Task to complete: Without the pictures, set down every line of the data exactly.

Records supplied:
▬▬▬▬▬▬

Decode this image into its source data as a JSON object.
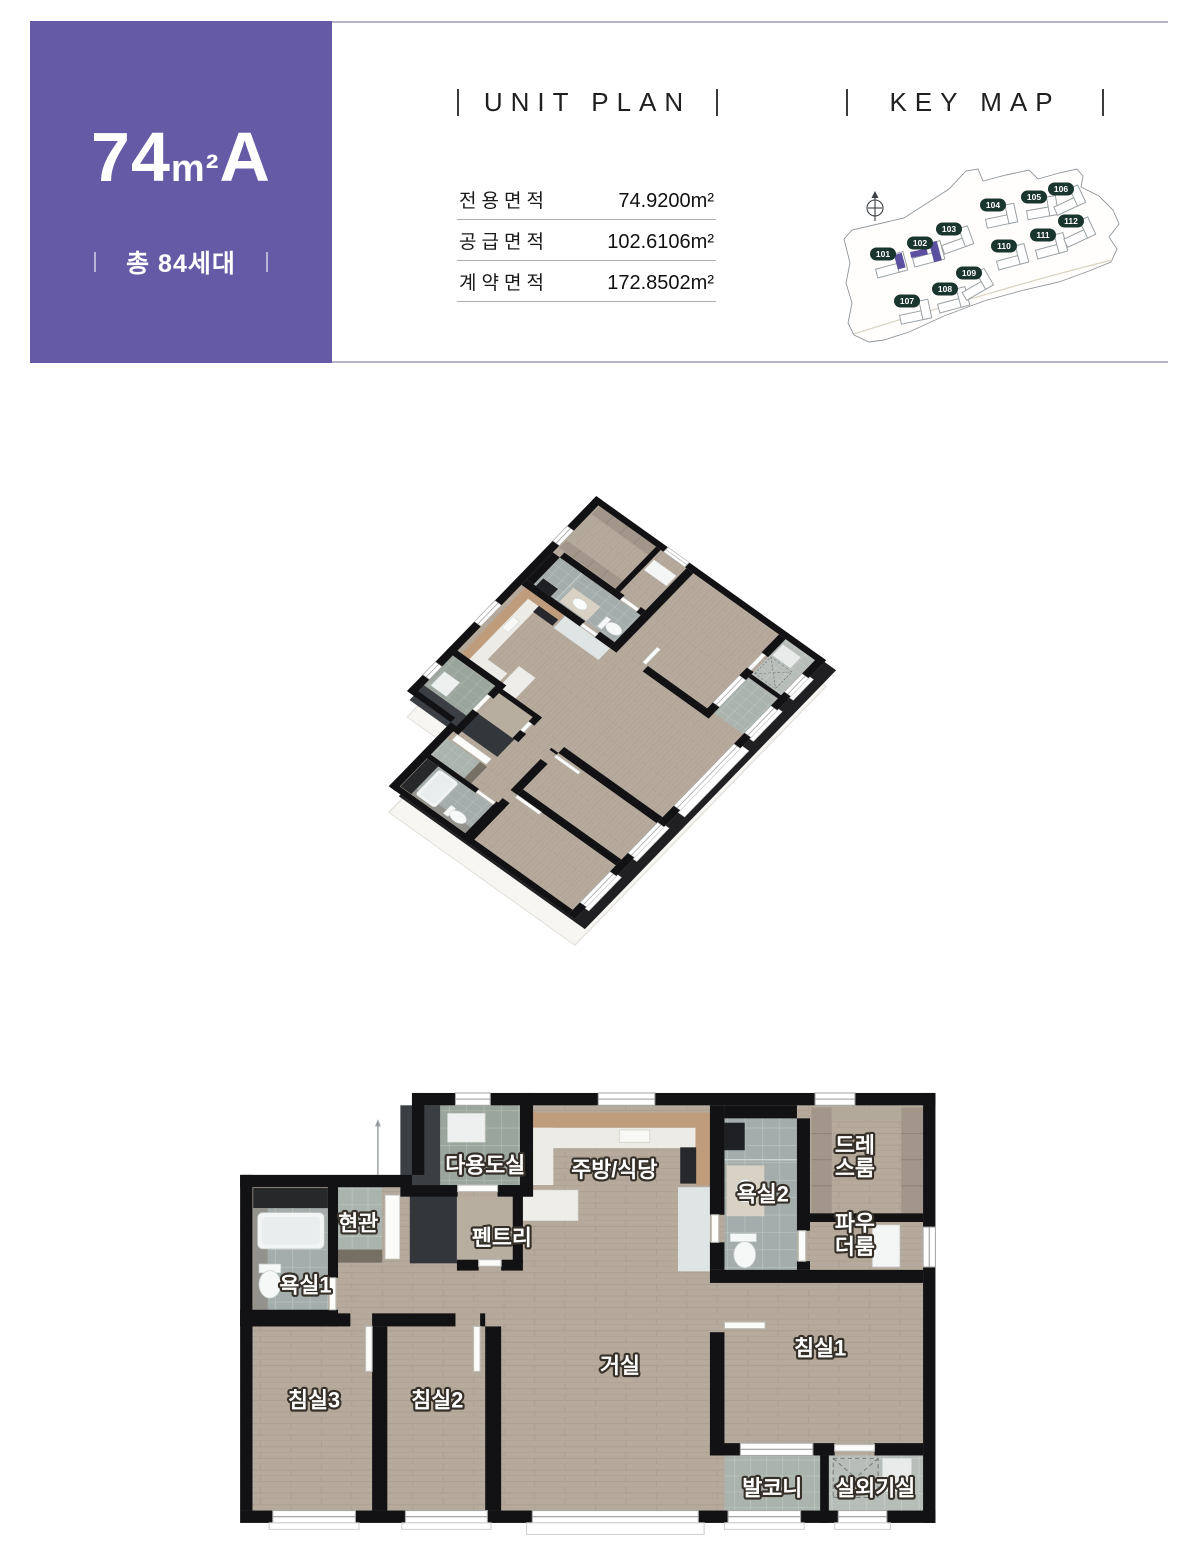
{
  "unit_header": {
    "badge": {
      "size_main": "74",
      "size_unit": "m²",
      "size_type": "A",
      "total": "총 84세대",
      "bg": "#655aa6"
    },
    "unit_plan": {
      "title": "UNIT PLAN",
      "areas": [
        {
          "label": "전용면적",
          "value": "74.9200m²"
        },
        {
          "label": "공급면적",
          "value": "102.6106m²"
        },
        {
          "label": "계약면적",
          "value": "172.8502m²"
        }
      ]
    },
    "key_map": {
      "title": "KEY MAP",
      "compass": "N",
      "badge_color": "#1a342e",
      "highlight_color": "#5b50a0",
      "buildings": [
        {
          "id": "101",
          "x": 853,
          "y": 231,
          "rot": -15
        },
        {
          "id": "102",
          "x": 890,
          "y": 220,
          "rot": -15
        },
        {
          "id": "103",
          "x": 919,
          "y": 206,
          "rot": -20
        },
        {
          "id": "104",
          "x": 963,
          "y": 182,
          "rot": -12
        },
        {
          "id": "105",
          "x": 1004,
          "y": 174,
          "rot": -10
        },
        {
          "id": "106",
          "x": 1031,
          "y": 166,
          "rot": -25
        },
        {
          "id": "107",
          "x": 877,
          "y": 278,
          "rot": -12
        },
        {
          "id": "108",
          "x": 915,
          "y": 266,
          "rot": -15
        },
        {
          "id": "109",
          "x": 939,
          "y": 250,
          "rot": -30
        },
        {
          "id": "110",
          "x": 974,
          "y": 223,
          "rot": -15
        },
        {
          "id": "111",
          "x": 1013,
          "y": 212,
          "rot": -15
        },
        {
          "id": "112",
          "x": 1041,
          "y": 198,
          "rot": -25
        }
      ],
      "highlights": [
        {
          "x": 864,
          "y": 232,
          "w": 8,
          "h": 15,
          "rot": -15
        },
        {
          "x": 880,
          "y": 229,
          "w": 17,
          "h": 6,
          "rot": -12
        },
        {
          "x": 899,
          "y": 220,
          "w": 8,
          "h": 20,
          "rot": -15
        }
      ]
    }
  },
  "floor_plan": {
    "wall_color": "#121215",
    "rooms": [
      {
        "key": "utility",
        "lines": [
          "다용도실"
        ],
        "x": 338,
        "y": 100
      },
      {
        "key": "kitchen-dining",
        "lines": [
          "주방/식당"
        ],
        "x": 516,
        "y": 106
      },
      {
        "key": "entrance",
        "lines": [
          "현관"
        ],
        "x": 163,
        "y": 180
      },
      {
        "key": "pantry",
        "lines": [
          "펜트리"
        ],
        "x": 361,
        "y": 200
      },
      {
        "key": "bath1",
        "lines": [
          "욕실1"
        ],
        "x": 90,
        "y": 265
      },
      {
        "key": "bath2",
        "lines": [
          "욕실2"
        ],
        "x": 721,
        "y": 140
      },
      {
        "key": "dress-room",
        "lines": [
          "드레",
          "스룸"
        ],
        "x": 848,
        "y": 88
      },
      {
        "key": "powder-room",
        "lines": [
          "파우",
          "더룸"
        ],
        "x": 848,
        "y": 196
      },
      {
        "key": "bedroom3",
        "lines": [
          "침실3"
        ],
        "x": 102,
        "y": 424
      },
      {
        "key": "bedroom2",
        "lines": [
          "침실2"
        ],
        "x": 272,
        "y": 424
      },
      {
        "key": "living-room",
        "lines": [
          "거실"
        ],
        "x": 524,
        "y": 376
      },
      {
        "key": "bedroom1",
        "lines": [
          "침실1"
        ],
        "x": 800,
        "y": 352
      },
      {
        "key": "balcony",
        "lines": [
          "발코니"
        ],
        "x": 734,
        "y": 545
      },
      {
        "key": "ac-room",
        "lines": [
          "실외기실"
        ],
        "x": 876,
        "y": 545
      }
    ]
  }
}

▬▬▬▬▬▬

Written solution:
Decode this image into its source data as a JSON object.
{
  "unit_header": {
    "badge": {
      "size_main": "74",
      "size_unit": "m²",
      "size_type": "A",
      "total": "총 84세대",
      "bg": "#655aa6"
    },
    "unit_plan": {
      "title": "UNIT PLAN",
      "areas": [
        {
          "label": "전용면적",
          "value": "74.9200m²"
        },
        {
          "label": "공급면적",
          "value": "102.6106m²"
        },
        {
          "label": "계약면적",
          "value": "172.8502m²"
        }
      ]
    },
    "key_map": {
      "title": "KEY MAP",
      "compass": "N",
      "badge_color": "#1a342e",
      "highlight_color": "#5b50a0",
      "buildings": [
        {
          "id": "101",
          "x": 853,
          "y": 231,
          "rot": -15
        },
        {
          "id": "102",
          "x": 890,
          "y": 220,
          "rot": -15
        },
        {
          "id": "103",
          "x": 919,
          "y": 206,
          "rot": -20
        },
        {
          "id": "104",
          "x": 963,
          "y": 182,
          "rot": -12
        },
        {
          "id": "105",
          "x": 1004,
          "y": 174,
          "rot": -10
        },
        {
          "id": "106",
          "x": 1031,
          "y": 166,
          "rot": -25
        },
        {
          "id": "107",
          "x": 877,
          "y": 278,
          "rot": -12
        },
        {
          "id": "108",
          "x": 915,
          "y": 266,
          "rot": -15
        },
        {
          "id": "109",
          "x": 939,
          "y": 250,
          "rot": -30
        },
        {
          "id": "110",
          "x": 974,
          "y": 223,
          "rot": -15
        },
        {
          "id": "111",
          "x": 1013,
          "y": 212,
          "rot": -15
        },
        {
          "id": "112",
          "x": 1041,
          "y": 198,
          "rot": -25
        }
      ],
      "highlights": [
        {
          "x": 864,
          "y": 232,
          "w": 8,
          "h": 15,
          "rot": -15
        },
        {
          "x": 880,
          "y": 229,
          "w": 17,
          "h": 6,
          "rot": -12
        },
        {
          "x": 899,
          "y": 220,
          "w": 8,
          "h": 20,
          "rot": -15
        }
      ]
    }
  },
  "floor_plan": {
    "wall_color": "#121215",
    "rooms": [
      {
        "key": "utility",
        "lines": [
          "다용도실"
        ],
        "x": 338,
        "y": 100
      },
      {
        "key": "kitchen-dining",
        "lines": [
          "주방/식당"
        ],
        "x": 516,
        "y": 106
      },
      {
        "key": "entrance",
        "lines": [
          "현관"
        ],
        "x": 163,
        "y": 180
      },
      {
        "key": "pantry",
        "lines": [
          "펜트리"
        ],
        "x": 361,
        "y": 200
      },
      {
        "key": "bath1",
        "lines": [
          "욕실1"
        ],
        "x": 90,
        "y": 265
      },
      {
        "key": "bath2",
        "lines": [
          "욕실2"
        ],
        "x": 721,
        "y": 140
      },
      {
        "key": "dress-room",
        "lines": [
          "드레",
          "스룸"
        ],
        "x": 848,
        "y": 88
      },
      {
        "key": "powder-room",
        "lines": [
          "파우",
          "더룸"
        ],
        "x": 848,
        "y": 196
      },
      {
        "key": "bedroom3",
        "lines": [
          "침실3"
        ],
        "x": 102,
        "y": 424
      },
      {
        "key": "bedroom2",
        "lines": [
          "침실2"
        ],
        "x": 272,
        "y": 424
      },
      {
        "key": "living-room",
        "lines": [
          "거실"
        ],
        "x": 524,
        "y": 376
      },
      {
        "key": "bedroom1",
        "lines": [
          "침실1"
        ],
        "x": 800,
        "y": 352
      },
      {
        "key": "balcony",
        "lines": [
          "발코니"
        ],
        "x": 734,
        "y": 545
      },
      {
        "key": "ac-room",
        "lines": [
          "실외기실"
        ],
        "x": 876,
        "y": 545
      }
    ]
  }
}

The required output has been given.